BEGIN DATASET RECORDS

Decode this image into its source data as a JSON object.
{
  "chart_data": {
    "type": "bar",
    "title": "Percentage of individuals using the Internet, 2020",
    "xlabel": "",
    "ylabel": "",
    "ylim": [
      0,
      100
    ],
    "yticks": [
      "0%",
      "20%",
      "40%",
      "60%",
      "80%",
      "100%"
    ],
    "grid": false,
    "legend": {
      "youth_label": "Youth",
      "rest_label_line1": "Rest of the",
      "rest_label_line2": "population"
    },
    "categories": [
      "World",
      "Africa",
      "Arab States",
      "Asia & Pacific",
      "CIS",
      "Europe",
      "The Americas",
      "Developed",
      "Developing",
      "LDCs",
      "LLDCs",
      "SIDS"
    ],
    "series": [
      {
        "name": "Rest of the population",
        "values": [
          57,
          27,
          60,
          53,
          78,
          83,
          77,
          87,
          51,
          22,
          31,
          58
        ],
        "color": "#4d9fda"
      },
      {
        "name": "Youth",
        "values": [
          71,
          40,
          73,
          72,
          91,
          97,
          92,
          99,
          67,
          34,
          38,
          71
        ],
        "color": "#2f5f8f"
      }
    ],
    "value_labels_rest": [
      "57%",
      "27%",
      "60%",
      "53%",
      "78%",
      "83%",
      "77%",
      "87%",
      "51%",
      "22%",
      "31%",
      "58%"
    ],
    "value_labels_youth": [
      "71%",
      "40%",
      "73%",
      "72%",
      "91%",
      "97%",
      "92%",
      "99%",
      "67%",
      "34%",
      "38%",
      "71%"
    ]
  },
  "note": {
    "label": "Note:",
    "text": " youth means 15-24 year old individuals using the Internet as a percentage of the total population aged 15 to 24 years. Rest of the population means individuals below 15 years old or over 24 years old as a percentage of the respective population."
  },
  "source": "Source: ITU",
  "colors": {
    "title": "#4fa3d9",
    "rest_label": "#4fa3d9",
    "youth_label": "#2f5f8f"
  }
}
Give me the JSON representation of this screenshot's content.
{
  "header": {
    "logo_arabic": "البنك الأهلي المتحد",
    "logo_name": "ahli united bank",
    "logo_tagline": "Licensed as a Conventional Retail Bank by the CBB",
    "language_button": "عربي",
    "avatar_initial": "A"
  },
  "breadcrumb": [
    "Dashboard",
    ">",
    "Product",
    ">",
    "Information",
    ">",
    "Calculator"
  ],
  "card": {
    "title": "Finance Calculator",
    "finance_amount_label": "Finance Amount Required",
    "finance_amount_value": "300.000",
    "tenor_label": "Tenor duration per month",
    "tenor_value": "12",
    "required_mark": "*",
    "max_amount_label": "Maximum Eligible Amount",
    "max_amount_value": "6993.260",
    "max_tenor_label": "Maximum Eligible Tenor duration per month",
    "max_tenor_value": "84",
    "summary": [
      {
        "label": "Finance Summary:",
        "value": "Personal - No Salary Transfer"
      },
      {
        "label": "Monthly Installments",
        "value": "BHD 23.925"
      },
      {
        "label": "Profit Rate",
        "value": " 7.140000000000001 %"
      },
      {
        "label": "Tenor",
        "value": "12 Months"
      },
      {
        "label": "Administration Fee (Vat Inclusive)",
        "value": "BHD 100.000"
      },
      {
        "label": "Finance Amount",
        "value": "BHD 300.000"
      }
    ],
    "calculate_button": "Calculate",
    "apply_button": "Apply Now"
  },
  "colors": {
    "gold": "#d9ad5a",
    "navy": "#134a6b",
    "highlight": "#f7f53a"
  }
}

END DATASET RECORDS

→ **EXERCISE DIRECTIONS**: Give the count of lines that hold the word "this", with nothing added.

→ **FINAL ANSWER**: 2